## Short task
Write out the material exactly, without any of its pictures.
#####
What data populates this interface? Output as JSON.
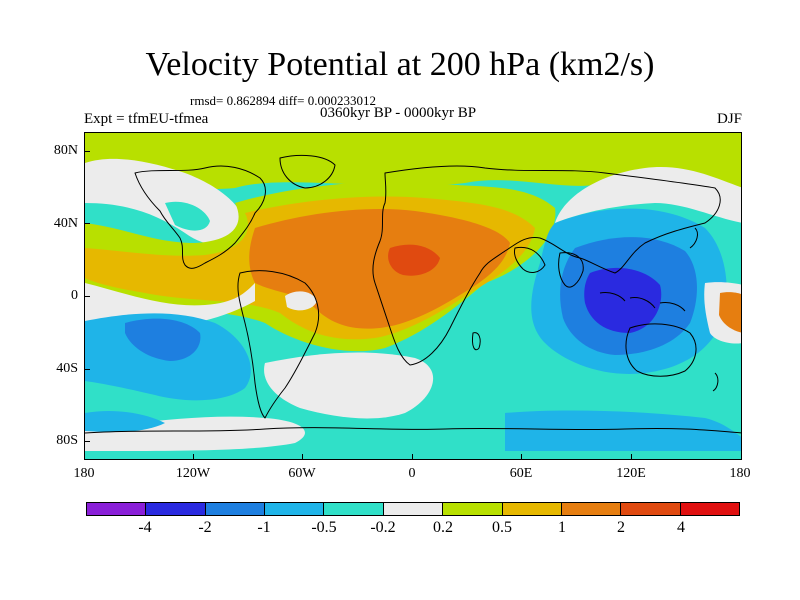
{
  "title": "Velocity Potential at 200 hPa (km2/s)",
  "stats": "rmsd= 0.862894 diff= 0.000233012",
  "left_label": "Expt = tfmEU-tfmea",
  "center_label": "0360kyr BP - 0000kyr BP",
  "right_label": "DJF",
  "lat_labels": [
    "80N",
    "40N",
    "0",
    "40S",
    "80S"
  ],
  "lon_labels": [
    "180",
    "120W",
    "60W",
    "0",
    "60E",
    "120E",
    "180"
  ],
  "colorbar": {
    "colors": [
      "#8a1fd8",
      "#2a2ae0",
      "#1e7fe0",
      "#1fb4e8",
      "#30e0c8",
      "#ececec",
      "#b8e000",
      "#e6b800",
      "#e67e10",
      "#e04a10",
      "#e01010"
    ],
    "labels": [
      "-4",
      "-2",
      "-1",
      "-0.5",
      "-0.2",
      "0.2",
      "0.5",
      "1",
      "2",
      "4"
    ]
  },
  "colors": {
    "ocean_gray": "#ececec",
    "green_yellow": "#b8e000",
    "orange": "#e67e10",
    "dark_orange": "#e04a10",
    "cyan": "#30e0c8",
    "light_blue": "#1fb4e8",
    "blue": "#1e7fe0",
    "dark_blue": "#2a2ae0",
    "gold": "#e6b800"
  }
}
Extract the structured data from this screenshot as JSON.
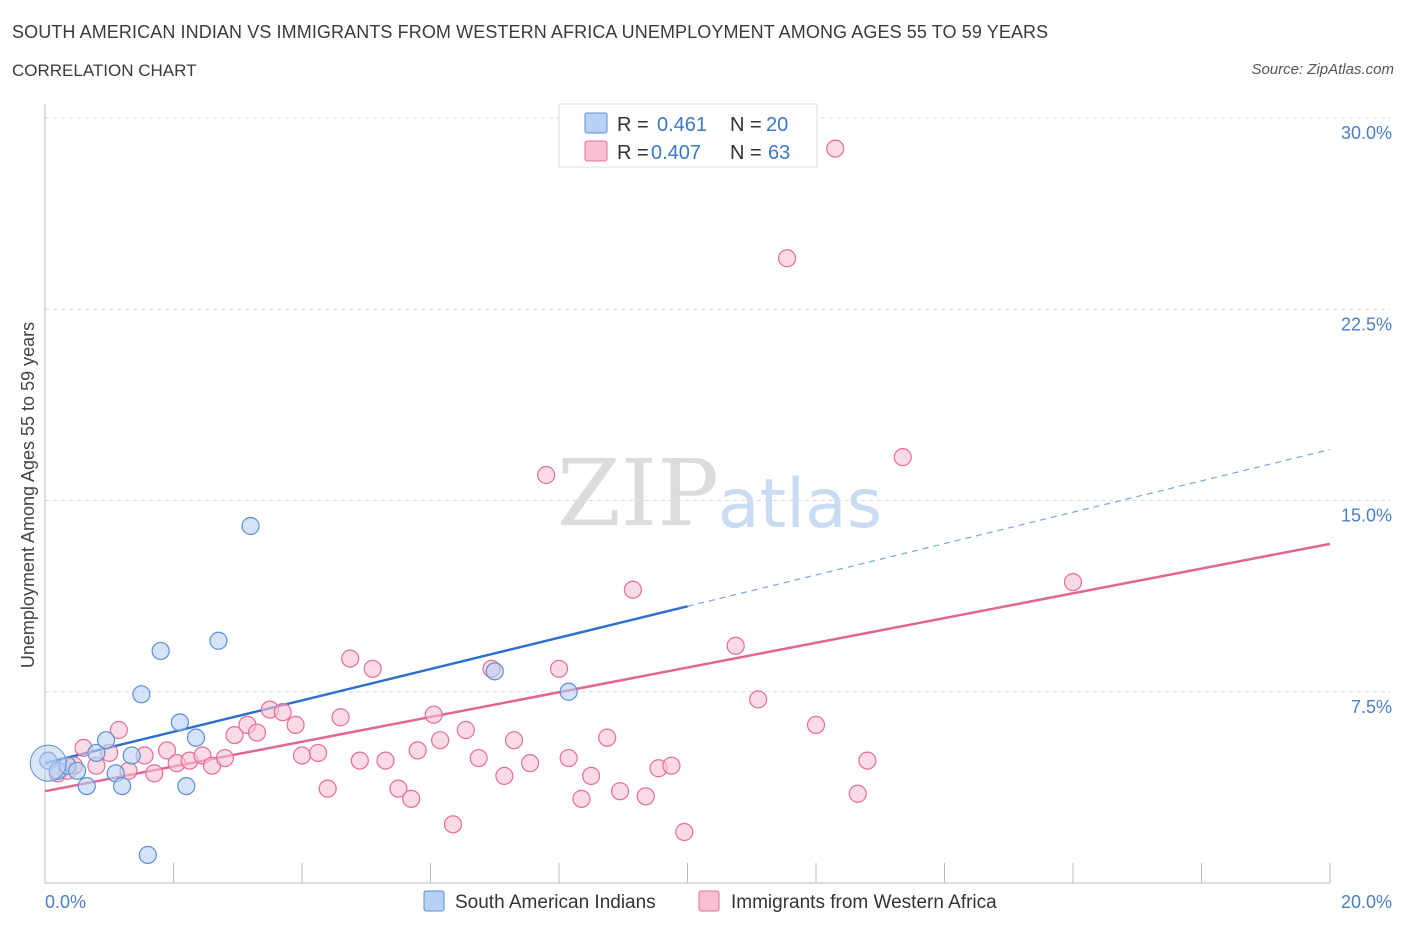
{
  "header": {
    "title": "SOUTH AMERICAN INDIAN VS IMMIGRANTS FROM WESTERN AFRICA UNEMPLOYMENT AMONG AGES 55 TO 59 YEARS",
    "subtitle": "CORRELATION CHART",
    "source": "Source: ZipAtlas.com"
  },
  "watermark": {
    "zip": "ZIP",
    "atlas": "atlas"
  },
  "legend": {
    "rows": [
      {
        "r_label": "R =",
        "r_value": "0.461",
        "n_label": "N =",
        "n_value": "20"
      },
      {
        "r_label": "R =",
        "r_value": "0.407",
        "n_label": "N =",
        "n_value": "63"
      }
    ]
  },
  "chart_data": {
    "type": "scatter",
    "ylabel": "Unemployment Among Ages 55 to 59 years",
    "xlim": [
      0,
      20
    ],
    "ylim": [
      0,
      30
    ],
    "x_tick_labels": [
      "0.0%",
      "20.0%"
    ],
    "y_ticks": [
      7.5,
      15.0,
      22.5,
      30.0
    ],
    "y_tick_labels": [
      "7.5%",
      "15.0%",
      "22.5%",
      "30.0%"
    ],
    "grid": true,
    "colors": {
      "blue": "#5b8fd6",
      "blue_fill": "#b7d0f3",
      "pink": "#e86d97",
      "pink_fill": "#f7c1d2"
    },
    "series": [
      {
        "name": "South American Indians",
        "color": "#5b8fd6",
        "points": [
          [
            0.05,
            4.8
          ],
          [
            0.2,
            4.4
          ],
          [
            0.35,
            4.6
          ],
          [
            0.5,
            4.4
          ],
          [
            0.65,
            3.8
          ],
          [
            0.8,
            5.1
          ],
          [
            0.95,
            5.6
          ],
          [
            1.1,
            4.3
          ],
          [
            1.2,
            3.8
          ],
          [
            1.35,
            5.0
          ],
          [
            1.5,
            7.4
          ],
          [
            1.6,
            1.1
          ],
          [
            1.8,
            9.1
          ],
          [
            2.1,
            6.3
          ],
          [
            2.2,
            3.8
          ],
          [
            2.35,
            5.7
          ],
          [
            2.7,
            9.5
          ],
          [
            3.2,
            14.0
          ],
          [
            7.0,
            8.3
          ],
          [
            8.15,
            7.5
          ]
        ],
        "trend": {
          "x0": 0,
          "y0": 4.7,
          "x_solid_end": 10.0,
          "x_dash_end": 20.0,
          "y_end": 17.0
        }
      },
      {
        "name": "Immigrants from Western Africa",
        "color": "#e86d97",
        "points": [
          [
            0.2,
            4.3
          ],
          [
            0.35,
            4.4
          ],
          [
            0.45,
            4.6
          ],
          [
            0.6,
            5.3
          ],
          [
            0.8,
            4.6
          ],
          [
            1.0,
            5.1
          ],
          [
            1.15,
            6.0
          ],
          [
            1.3,
            4.4
          ],
          [
            1.55,
            5.0
          ],
          [
            1.7,
            4.3
          ],
          [
            1.9,
            5.2
          ],
          [
            2.05,
            4.7
          ],
          [
            2.25,
            4.8
          ],
          [
            2.45,
            5.0
          ],
          [
            2.6,
            4.6
          ],
          [
            2.8,
            4.9
          ],
          [
            2.95,
            5.8
          ],
          [
            3.15,
            6.2
          ],
          [
            3.3,
            5.9
          ],
          [
            3.5,
            6.8
          ],
          [
            3.7,
            6.7
          ],
          [
            3.9,
            6.2
          ],
          [
            4.0,
            5.0
          ],
          [
            4.25,
            5.1
          ],
          [
            4.4,
            3.7
          ],
          [
            4.6,
            6.5
          ],
          [
            4.75,
            8.8
          ],
          [
            4.9,
            4.8
          ],
          [
            5.1,
            8.4
          ],
          [
            5.3,
            4.8
          ],
          [
            5.5,
            3.7
          ],
          [
            5.7,
            3.3
          ],
          [
            5.8,
            5.2
          ],
          [
            6.05,
            6.6
          ],
          [
            6.15,
            5.6
          ],
          [
            6.35,
            2.3
          ],
          [
            6.55,
            6.0
          ],
          [
            6.75,
            4.9
          ],
          [
            6.95,
            8.4
          ],
          [
            7.15,
            4.2
          ],
          [
            7.3,
            5.6
          ],
          [
            7.55,
            4.7
          ],
          [
            7.8,
            16.0
          ],
          [
            8.0,
            8.4
          ],
          [
            8.15,
            4.9
          ],
          [
            8.35,
            3.3
          ],
          [
            8.5,
            4.2
          ],
          [
            8.75,
            5.7
          ],
          [
            8.95,
            3.6
          ],
          [
            9.15,
            11.5
          ],
          [
            9.35,
            3.4
          ],
          [
            9.55,
            4.5
          ],
          [
            9.75,
            4.6
          ],
          [
            9.95,
            2.0
          ],
          [
            10.75,
            9.3
          ],
          [
            11.1,
            7.2
          ],
          [
            11.55,
            24.5
          ],
          [
            12.0,
            6.2
          ],
          [
            12.3,
            28.8
          ],
          [
            12.65,
            3.5
          ],
          [
            12.8,
            4.8
          ],
          [
            13.35,
            16.7
          ],
          [
            16.0,
            11.8
          ]
        ],
        "trend": {
          "x0": 0,
          "y0": 3.6,
          "x_end": 20.0,
          "y_end": 13.3
        }
      }
    ]
  }
}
#####
## Answer to the exercise
What data populates this interface? Output as JSON.
{
  "title": "Velocity Potential at 200 hPa (km2/s)",
  "stats": "rmsd= 0.862894 diff= 0.000233012",
  "left_label": "Expt = tfmEU-tfmea",
  "center_label": "0360kyr BP - 0000kyr BP",
  "right_label": "DJF",
  "lat_labels": [
    "80N",
    "40N",
    "0",
    "40S",
    "80S"
  ],
  "lon_labels": [
    "180",
    "120W",
    "60W",
    "0",
    "60E",
    "120E",
    "180"
  ],
  "colorbar": {
    "colors": [
      "#8a1fd8",
      "#2a2ae0",
      "#1e7fe0",
      "#1fb4e8",
      "#30e0c8",
      "#ececec",
      "#b8e000",
      "#e6b800",
      "#e67e10",
      "#e04a10",
      "#e01010"
    ],
    "labels": [
      "-4",
      "-2",
      "-1",
      "-0.5",
      "-0.2",
      "0.2",
      "0.5",
      "1",
      "2",
      "4"
    ]
  },
  "colors": {
    "ocean_gray": "#ececec",
    "green_yellow": "#b8e000",
    "orange": "#e67e10",
    "dark_orange": "#e04a10",
    "cyan": "#30e0c8",
    "light_blue": "#1fb4e8",
    "blue": "#1e7fe0",
    "dark_blue": "#2a2ae0",
    "gold": "#e6b800"
  }
}
Extract the structured data from this screenshot as JSON.
{
  "header": {
    "title": "SOUTH AMERICAN INDIAN VS IMMIGRANTS FROM WESTERN AFRICA UNEMPLOYMENT AMONG AGES 55 TO 59 YEARS",
    "subtitle": "CORRELATION CHART",
    "source": "Source: ZipAtlas.com"
  },
  "watermark": {
    "zip": "ZIP",
    "atlas": "atlas"
  },
  "legend": {
    "rows": [
      {
        "r_label": "R =",
        "r_value": "0.461",
        "n_label": "N =",
        "n_value": "20"
      },
      {
        "r_label": "R =",
        "r_value": "0.407",
        "n_label": "N =",
        "n_value": "63"
      }
    ]
  },
  "chart_data": {
    "type": "scatter",
    "ylabel": "Unemployment Among Ages 55 to 59 years",
    "xlim": [
      0,
      20
    ],
    "ylim": [
      0,
      30
    ],
    "x_tick_labels": [
      "0.0%",
      "20.0%"
    ],
    "y_ticks": [
      7.5,
      15.0,
      22.5,
      30.0
    ],
    "y_tick_labels": [
      "7.5%",
      "15.0%",
      "22.5%",
      "30.0%"
    ],
    "grid": true,
    "colors": {
      "blue": "#5b8fd6",
      "blue_fill": "#b7d0f3",
      "pink": "#e86d97",
      "pink_fill": "#f7c1d2"
    },
    "series": [
      {
        "name": "South American Indians",
        "color": "#5b8fd6",
        "points": [
          [
            0.05,
            4.8
          ],
          [
            0.2,
            4.4
          ],
          [
            0.35,
            4.6
          ],
          [
            0.5,
            4.4
          ],
          [
            0.65,
            3.8
          ],
          [
            0.8,
            5.1
          ],
          [
            0.95,
            5.6
          ],
          [
            1.1,
            4.3
          ],
          [
            1.2,
            3.8
          ],
          [
            1.35,
            5.0
          ],
          [
            1.5,
            7.4
          ],
          [
            1.6,
            1.1
          ],
          [
            1.8,
            9.1
          ],
          [
            2.1,
            6.3
          ],
          [
            2.2,
            3.8
          ],
          [
            2.35,
            5.7
          ],
          [
            2.7,
            9.5
          ],
          [
            3.2,
            14.0
          ],
          [
            7.0,
            8.3
          ],
          [
            8.15,
            7.5
          ]
        ],
        "trend": {
          "x0": 0,
          "y0": 4.7,
          "x_solid_end": 10.0,
          "x_dash_end": 20.0,
          "y_end": 17.0
        }
      },
      {
        "name": "Immigrants from Western Africa",
        "color": "#e86d97",
        "points": [
          [
            0.2,
            4.3
          ],
          [
            0.35,
            4.4
          ],
          [
            0.45,
            4.6
          ],
          [
            0.6,
            5.3
          ],
          [
            0.8,
            4.6
          ],
          [
            1.0,
            5.1
          ],
          [
            1.15,
            6.0
          ],
          [
            1.3,
            4.4
          ],
          [
            1.55,
            5.0
          ],
          [
            1.7,
            4.3
          ],
          [
            1.9,
            5.2
          ],
          [
            2.05,
            4.7
          ],
          [
            2.25,
            4.8
          ],
          [
            2.45,
            5.0
          ],
          [
            2.6,
            4.6
          ],
          [
            2.8,
            4.9
          ],
          [
            2.95,
            5.8
          ],
          [
            3.15,
            6.2
          ],
          [
            3.3,
            5.9
          ],
          [
            3.5,
            6.8
          ],
          [
            3.7,
            6.7
          ],
          [
            3.9,
            6.2
          ],
          [
            4.0,
            5.0
          ],
          [
            4.25,
            5.1
          ],
          [
            4.4,
            3.7
          ],
          [
            4.6,
            6.5
          ],
          [
            4.75,
            8.8
          ],
          [
            4.9,
            4.8
          ],
          [
            5.1,
            8.4
          ],
          [
            5.3,
            4.8
          ],
          [
            5.5,
            3.7
          ],
          [
            5.7,
            3.3
          ],
          [
            5.8,
            5.2
          ],
          [
            6.05,
            6.6
          ],
          [
            6.15,
            5.6
          ],
          [
            6.35,
            2.3
          ],
          [
            6.55,
            6.0
          ],
          [
            6.75,
            4.9
          ],
          [
            6.95,
            8.4
          ],
          [
            7.15,
            4.2
          ],
          [
            7.3,
            5.6
          ],
          [
            7.55,
            4.7
          ],
          [
            7.8,
            16.0
          ],
          [
            8.0,
            8.4
          ],
          [
            8.15,
            4.9
          ],
          [
            8.35,
            3.3
          ],
          [
            8.5,
            4.2
          ],
          [
            8.75,
            5.7
          ],
          [
            8.95,
            3.6
          ],
          [
            9.15,
            11.5
          ],
          [
            9.35,
            3.4
          ],
          [
            9.55,
            4.5
          ],
          [
            9.75,
            4.6
          ],
          [
            9.95,
            2.0
          ],
          [
            10.75,
            9.3
          ],
          [
            11.1,
            7.2
          ],
          [
            11.55,
            24.5
          ],
          [
            12.0,
            6.2
          ],
          [
            12.3,
            28.8
          ],
          [
            12.65,
            3.5
          ],
          [
            12.8,
            4.8
          ],
          [
            13.35,
            16.7
          ],
          [
            16.0,
            11.8
          ]
        ],
        "trend": {
          "x0": 0,
          "y0": 3.6,
          "x_end": 20.0,
          "y_end": 13.3
        }
      }
    ]
  }
}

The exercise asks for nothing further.